TO BE DONE. Filter the records below down to lines containing "εκτοπισμένοι".
+++ TASK INPUT +++
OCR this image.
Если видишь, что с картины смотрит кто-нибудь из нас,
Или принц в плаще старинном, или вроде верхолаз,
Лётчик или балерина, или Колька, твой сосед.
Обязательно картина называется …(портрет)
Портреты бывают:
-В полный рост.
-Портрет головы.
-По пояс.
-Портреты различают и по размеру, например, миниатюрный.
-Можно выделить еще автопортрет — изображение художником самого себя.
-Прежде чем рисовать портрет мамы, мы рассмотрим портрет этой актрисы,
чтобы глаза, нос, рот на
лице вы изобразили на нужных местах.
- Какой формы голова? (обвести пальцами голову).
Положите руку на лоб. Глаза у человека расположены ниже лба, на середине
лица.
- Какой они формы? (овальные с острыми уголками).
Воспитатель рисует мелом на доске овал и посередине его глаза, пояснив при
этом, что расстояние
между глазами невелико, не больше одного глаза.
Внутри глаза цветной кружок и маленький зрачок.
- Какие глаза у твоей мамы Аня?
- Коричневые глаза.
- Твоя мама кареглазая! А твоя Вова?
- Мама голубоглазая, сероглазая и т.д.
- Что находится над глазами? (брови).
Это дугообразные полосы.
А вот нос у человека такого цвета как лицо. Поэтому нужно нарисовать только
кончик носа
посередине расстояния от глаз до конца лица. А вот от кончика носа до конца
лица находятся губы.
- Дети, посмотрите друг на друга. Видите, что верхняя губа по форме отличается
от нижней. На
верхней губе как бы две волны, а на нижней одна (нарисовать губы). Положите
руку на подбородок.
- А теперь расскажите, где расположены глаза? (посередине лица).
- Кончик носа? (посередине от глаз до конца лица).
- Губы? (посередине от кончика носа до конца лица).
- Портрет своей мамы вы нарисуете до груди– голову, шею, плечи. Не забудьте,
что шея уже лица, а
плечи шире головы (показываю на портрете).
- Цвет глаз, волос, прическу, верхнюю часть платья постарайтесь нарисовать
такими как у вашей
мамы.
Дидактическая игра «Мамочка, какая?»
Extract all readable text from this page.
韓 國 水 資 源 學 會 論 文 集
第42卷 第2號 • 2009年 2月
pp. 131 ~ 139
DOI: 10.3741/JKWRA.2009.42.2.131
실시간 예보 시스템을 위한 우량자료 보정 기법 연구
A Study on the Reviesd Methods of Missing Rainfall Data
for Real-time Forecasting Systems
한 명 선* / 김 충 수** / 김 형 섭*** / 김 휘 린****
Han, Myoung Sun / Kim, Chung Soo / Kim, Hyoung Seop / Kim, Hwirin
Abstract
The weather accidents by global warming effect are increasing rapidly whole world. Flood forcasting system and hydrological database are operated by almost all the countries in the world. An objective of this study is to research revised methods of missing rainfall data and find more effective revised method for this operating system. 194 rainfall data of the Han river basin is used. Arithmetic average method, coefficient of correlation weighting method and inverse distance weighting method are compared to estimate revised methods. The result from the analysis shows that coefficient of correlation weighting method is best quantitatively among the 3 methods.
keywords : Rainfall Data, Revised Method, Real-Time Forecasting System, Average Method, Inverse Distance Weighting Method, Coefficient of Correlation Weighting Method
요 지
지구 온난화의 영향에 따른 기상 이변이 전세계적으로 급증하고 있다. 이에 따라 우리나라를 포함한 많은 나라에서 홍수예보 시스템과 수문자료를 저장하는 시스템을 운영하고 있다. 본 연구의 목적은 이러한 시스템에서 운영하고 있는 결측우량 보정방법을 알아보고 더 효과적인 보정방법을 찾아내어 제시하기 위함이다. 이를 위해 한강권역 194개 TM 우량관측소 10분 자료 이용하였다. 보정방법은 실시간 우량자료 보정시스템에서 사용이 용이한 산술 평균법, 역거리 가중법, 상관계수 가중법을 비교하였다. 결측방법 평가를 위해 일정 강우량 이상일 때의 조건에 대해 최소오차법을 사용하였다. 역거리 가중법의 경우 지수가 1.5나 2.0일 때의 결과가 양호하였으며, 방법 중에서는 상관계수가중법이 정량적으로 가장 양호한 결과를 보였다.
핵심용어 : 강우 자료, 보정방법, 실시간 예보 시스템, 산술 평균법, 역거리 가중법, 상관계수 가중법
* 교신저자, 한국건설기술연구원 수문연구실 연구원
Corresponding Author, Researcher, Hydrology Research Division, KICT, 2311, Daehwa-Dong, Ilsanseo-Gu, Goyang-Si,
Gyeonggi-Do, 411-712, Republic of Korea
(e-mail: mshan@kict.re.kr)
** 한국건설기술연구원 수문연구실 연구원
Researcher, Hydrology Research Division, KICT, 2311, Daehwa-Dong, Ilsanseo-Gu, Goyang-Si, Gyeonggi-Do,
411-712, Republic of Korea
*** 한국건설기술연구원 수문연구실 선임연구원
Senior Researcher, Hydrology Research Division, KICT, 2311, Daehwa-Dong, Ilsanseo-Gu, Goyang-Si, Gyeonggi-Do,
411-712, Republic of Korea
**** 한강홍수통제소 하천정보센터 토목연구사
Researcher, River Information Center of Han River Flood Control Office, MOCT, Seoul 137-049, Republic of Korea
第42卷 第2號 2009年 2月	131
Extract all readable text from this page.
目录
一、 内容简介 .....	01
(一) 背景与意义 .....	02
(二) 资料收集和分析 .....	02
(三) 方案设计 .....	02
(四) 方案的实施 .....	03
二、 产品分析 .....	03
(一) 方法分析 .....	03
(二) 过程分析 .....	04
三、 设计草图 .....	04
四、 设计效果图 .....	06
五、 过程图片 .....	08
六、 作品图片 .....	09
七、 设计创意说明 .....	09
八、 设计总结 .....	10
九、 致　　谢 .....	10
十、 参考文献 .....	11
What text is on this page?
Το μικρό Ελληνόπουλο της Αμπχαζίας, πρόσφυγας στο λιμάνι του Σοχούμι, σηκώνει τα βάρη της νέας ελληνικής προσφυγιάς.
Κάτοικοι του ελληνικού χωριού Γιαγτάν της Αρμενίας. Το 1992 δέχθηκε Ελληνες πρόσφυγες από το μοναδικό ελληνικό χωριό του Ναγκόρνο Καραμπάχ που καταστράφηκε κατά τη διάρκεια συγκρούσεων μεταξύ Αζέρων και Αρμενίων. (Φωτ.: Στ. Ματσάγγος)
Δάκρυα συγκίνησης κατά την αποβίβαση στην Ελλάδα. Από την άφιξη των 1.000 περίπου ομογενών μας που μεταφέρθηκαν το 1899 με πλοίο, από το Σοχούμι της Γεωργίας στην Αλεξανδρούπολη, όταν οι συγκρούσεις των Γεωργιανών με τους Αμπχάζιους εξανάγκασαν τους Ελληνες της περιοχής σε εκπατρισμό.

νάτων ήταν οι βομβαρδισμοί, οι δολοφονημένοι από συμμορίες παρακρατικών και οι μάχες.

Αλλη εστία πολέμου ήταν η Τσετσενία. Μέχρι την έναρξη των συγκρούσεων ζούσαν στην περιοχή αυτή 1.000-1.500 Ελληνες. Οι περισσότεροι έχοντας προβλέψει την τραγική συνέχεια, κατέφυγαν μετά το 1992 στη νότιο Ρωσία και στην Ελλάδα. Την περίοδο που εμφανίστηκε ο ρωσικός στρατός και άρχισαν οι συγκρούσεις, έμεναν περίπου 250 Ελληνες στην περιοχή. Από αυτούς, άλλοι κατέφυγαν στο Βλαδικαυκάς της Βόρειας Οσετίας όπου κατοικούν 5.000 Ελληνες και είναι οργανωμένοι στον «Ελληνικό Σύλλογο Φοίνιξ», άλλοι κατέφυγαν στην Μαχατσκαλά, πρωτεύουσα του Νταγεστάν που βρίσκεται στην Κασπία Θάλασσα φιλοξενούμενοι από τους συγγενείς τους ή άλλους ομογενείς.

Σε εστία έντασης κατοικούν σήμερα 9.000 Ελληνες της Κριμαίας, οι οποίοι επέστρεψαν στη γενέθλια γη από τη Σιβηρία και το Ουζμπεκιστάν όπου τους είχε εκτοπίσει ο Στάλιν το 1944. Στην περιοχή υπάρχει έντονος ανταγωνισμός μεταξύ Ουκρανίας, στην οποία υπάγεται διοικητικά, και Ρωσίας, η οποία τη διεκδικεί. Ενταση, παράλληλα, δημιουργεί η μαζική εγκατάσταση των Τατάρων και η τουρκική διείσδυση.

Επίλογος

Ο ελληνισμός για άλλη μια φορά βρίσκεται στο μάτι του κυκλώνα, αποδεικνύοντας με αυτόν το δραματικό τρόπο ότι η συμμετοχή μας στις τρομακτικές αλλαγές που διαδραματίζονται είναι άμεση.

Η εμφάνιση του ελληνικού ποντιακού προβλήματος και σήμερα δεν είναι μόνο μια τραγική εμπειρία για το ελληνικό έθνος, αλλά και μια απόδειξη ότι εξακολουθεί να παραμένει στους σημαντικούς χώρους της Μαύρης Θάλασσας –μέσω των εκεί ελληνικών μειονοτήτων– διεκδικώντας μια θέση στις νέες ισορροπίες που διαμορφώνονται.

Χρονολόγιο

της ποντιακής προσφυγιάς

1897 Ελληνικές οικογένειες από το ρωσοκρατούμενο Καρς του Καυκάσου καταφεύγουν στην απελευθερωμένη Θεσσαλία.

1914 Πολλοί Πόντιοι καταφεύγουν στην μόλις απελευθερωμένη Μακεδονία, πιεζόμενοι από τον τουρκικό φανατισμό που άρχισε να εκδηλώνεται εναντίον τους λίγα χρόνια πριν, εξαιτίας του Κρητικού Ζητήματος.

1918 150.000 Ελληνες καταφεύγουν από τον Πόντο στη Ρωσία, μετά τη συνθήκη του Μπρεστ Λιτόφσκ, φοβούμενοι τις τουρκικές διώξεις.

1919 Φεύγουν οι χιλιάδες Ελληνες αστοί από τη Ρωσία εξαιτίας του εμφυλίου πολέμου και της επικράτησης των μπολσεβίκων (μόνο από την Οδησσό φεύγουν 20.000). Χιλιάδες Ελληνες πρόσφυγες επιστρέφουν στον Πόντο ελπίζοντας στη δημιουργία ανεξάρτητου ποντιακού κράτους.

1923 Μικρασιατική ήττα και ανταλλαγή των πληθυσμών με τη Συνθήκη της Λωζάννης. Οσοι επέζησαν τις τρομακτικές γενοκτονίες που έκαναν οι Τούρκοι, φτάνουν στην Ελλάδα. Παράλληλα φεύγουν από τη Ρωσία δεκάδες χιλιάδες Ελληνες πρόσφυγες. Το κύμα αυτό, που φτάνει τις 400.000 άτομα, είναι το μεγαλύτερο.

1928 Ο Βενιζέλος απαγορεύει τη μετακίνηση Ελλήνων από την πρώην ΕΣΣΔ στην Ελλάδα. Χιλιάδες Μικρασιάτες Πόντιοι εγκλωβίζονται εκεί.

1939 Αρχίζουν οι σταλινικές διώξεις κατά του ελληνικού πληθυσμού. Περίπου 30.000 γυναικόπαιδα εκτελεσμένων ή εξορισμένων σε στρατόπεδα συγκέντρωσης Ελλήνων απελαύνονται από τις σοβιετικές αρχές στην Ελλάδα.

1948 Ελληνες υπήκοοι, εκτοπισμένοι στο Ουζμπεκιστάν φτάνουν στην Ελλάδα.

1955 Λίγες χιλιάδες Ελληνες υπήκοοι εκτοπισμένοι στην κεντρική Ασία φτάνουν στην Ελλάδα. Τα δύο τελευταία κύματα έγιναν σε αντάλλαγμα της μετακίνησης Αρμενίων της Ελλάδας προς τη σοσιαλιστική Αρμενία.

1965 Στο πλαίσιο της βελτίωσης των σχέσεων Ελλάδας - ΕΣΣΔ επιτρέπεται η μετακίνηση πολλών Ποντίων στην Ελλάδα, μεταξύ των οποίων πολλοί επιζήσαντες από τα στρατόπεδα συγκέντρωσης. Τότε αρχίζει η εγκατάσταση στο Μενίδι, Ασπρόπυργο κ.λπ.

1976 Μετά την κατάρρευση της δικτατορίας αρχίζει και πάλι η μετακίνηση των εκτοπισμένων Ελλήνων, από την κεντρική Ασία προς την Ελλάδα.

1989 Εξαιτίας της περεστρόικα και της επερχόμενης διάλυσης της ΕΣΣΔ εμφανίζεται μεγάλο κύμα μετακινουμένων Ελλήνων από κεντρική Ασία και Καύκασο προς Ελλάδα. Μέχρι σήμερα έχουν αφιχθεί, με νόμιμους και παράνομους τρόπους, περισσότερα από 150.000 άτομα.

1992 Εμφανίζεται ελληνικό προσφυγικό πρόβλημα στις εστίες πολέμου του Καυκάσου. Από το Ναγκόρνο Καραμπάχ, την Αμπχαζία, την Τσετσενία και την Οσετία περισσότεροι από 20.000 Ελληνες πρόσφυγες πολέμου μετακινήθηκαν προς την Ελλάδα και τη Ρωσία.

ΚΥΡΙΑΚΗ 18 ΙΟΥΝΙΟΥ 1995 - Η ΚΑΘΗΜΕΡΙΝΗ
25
+++
PROBLEM SOLUTION.
1948 Ελληνες υπήκοοι, εκτοπισμένοι στο Ουζμπεκιστάν φτάνουν στην Ελλάδα.
1955 Λίγες χιλιάδες Ελληνες υπήκοοι εκτοπισμένοι στην κεντρική Ασία φτάνουν στην Ελλάδα. Τα δύο τελευταία κύματα έγιναν σε αντάλλαγμα της μετακίνησης Αρμενίων της Ελλάδας προς τη σοσιαλιστική Αρμενία.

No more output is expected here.